## Short task
Show every line containing "vkCmdDrawIndexedIndirect" by copying it.
— start of Entries provided —
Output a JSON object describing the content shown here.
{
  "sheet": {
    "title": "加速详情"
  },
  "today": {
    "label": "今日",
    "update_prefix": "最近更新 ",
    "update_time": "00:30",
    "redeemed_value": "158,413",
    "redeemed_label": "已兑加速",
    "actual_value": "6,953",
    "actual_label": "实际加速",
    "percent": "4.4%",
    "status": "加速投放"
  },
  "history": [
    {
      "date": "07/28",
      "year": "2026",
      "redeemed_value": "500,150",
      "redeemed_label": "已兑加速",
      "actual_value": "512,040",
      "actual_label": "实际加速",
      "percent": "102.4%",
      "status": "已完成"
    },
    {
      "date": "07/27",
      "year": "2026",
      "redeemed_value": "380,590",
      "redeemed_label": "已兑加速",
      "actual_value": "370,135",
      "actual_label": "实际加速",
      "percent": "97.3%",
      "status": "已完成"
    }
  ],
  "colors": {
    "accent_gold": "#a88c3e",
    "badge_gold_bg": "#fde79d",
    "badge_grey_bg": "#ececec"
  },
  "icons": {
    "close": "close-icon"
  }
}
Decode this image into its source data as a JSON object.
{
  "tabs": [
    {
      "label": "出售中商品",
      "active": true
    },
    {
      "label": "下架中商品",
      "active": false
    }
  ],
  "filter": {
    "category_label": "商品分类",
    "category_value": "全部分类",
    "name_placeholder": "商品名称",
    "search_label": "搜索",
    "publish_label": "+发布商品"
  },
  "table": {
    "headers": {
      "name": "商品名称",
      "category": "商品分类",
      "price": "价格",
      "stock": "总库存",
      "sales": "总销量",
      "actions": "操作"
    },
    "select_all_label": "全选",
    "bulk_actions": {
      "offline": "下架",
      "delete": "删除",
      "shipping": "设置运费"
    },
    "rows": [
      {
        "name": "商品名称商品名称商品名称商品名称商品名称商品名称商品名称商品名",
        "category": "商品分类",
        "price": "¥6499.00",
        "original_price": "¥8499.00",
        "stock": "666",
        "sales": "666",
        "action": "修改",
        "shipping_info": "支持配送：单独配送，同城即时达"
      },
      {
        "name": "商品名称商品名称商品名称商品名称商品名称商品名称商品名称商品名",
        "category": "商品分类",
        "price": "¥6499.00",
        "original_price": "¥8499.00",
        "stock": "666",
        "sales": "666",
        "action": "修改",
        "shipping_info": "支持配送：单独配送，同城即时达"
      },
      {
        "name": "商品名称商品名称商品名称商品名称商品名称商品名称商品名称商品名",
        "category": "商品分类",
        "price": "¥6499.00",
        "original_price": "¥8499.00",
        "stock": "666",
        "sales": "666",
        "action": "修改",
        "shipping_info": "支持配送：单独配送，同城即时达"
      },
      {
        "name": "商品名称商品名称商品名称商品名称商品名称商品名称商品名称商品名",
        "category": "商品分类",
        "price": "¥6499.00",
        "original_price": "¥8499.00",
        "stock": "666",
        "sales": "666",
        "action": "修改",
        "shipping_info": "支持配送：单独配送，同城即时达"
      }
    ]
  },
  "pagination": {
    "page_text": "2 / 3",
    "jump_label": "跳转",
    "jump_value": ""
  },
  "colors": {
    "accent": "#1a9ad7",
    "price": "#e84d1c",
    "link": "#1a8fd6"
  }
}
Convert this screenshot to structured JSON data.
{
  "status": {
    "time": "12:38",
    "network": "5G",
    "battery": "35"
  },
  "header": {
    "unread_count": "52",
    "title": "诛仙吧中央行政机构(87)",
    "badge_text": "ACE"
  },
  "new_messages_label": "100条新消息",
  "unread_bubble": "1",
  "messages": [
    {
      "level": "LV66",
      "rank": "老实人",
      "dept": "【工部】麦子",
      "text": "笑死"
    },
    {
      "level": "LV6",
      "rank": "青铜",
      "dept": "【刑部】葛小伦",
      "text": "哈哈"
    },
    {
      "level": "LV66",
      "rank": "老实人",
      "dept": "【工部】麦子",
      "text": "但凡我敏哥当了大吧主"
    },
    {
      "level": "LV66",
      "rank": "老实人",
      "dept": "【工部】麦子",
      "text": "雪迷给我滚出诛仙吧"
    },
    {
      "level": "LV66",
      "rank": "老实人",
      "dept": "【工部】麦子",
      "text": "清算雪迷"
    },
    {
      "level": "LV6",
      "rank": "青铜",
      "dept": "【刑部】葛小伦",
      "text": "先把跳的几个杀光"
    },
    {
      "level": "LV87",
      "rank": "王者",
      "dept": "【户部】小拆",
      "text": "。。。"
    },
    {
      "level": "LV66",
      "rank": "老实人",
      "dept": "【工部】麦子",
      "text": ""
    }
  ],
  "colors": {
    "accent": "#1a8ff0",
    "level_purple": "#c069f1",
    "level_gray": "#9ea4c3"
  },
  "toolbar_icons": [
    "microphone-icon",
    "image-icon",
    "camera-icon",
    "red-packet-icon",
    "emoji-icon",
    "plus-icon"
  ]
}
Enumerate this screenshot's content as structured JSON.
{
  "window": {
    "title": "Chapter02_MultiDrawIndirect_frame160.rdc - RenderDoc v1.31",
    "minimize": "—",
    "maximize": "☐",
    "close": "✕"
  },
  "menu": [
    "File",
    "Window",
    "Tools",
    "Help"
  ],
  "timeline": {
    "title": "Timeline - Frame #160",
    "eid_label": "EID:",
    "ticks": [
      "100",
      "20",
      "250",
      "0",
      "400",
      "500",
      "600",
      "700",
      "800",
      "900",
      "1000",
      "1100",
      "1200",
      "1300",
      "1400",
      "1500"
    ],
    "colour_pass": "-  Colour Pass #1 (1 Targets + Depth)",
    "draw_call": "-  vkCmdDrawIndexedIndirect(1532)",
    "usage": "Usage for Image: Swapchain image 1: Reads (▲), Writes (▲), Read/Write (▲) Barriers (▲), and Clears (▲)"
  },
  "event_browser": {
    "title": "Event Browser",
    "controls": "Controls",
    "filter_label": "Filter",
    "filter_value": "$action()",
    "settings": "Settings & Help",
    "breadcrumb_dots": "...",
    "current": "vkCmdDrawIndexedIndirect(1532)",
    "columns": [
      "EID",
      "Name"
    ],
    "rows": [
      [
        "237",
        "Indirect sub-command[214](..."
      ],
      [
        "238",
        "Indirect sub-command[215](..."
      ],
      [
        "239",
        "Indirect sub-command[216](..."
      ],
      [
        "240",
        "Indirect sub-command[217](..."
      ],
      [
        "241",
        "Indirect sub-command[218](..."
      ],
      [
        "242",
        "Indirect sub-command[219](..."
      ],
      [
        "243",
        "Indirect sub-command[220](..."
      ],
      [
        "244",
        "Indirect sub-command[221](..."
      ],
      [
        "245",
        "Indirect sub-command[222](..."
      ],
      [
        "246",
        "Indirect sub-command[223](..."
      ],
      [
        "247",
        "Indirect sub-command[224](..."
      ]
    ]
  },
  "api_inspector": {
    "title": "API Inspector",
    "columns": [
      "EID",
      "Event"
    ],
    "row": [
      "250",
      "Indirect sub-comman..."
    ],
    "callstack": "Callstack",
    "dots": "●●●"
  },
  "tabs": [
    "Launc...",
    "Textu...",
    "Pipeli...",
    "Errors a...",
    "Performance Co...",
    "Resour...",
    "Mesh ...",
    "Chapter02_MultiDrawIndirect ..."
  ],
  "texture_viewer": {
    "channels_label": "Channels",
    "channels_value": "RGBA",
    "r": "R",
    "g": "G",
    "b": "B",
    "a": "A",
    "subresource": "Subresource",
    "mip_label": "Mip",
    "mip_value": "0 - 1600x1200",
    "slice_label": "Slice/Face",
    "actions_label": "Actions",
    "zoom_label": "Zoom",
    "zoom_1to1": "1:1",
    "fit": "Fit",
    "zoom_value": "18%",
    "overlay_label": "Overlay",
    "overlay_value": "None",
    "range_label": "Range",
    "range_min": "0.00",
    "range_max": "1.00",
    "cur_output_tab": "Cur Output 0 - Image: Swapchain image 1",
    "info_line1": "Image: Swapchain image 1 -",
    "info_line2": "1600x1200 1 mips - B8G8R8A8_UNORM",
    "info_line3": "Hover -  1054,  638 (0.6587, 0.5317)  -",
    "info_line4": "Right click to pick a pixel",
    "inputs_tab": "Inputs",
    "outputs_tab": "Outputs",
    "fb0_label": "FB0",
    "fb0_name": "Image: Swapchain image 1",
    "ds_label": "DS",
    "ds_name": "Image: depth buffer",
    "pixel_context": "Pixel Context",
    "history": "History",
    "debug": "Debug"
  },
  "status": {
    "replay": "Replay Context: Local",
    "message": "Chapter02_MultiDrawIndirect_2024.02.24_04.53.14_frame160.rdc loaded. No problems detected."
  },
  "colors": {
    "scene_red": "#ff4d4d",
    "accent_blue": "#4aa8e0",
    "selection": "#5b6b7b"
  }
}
— end of Entries provided —
## Response
    "draw_call": "-  vkCmdDrawIndexedIndirect(1532)",
    "current": "vkCmdDrawIndexedIndirect(1532)",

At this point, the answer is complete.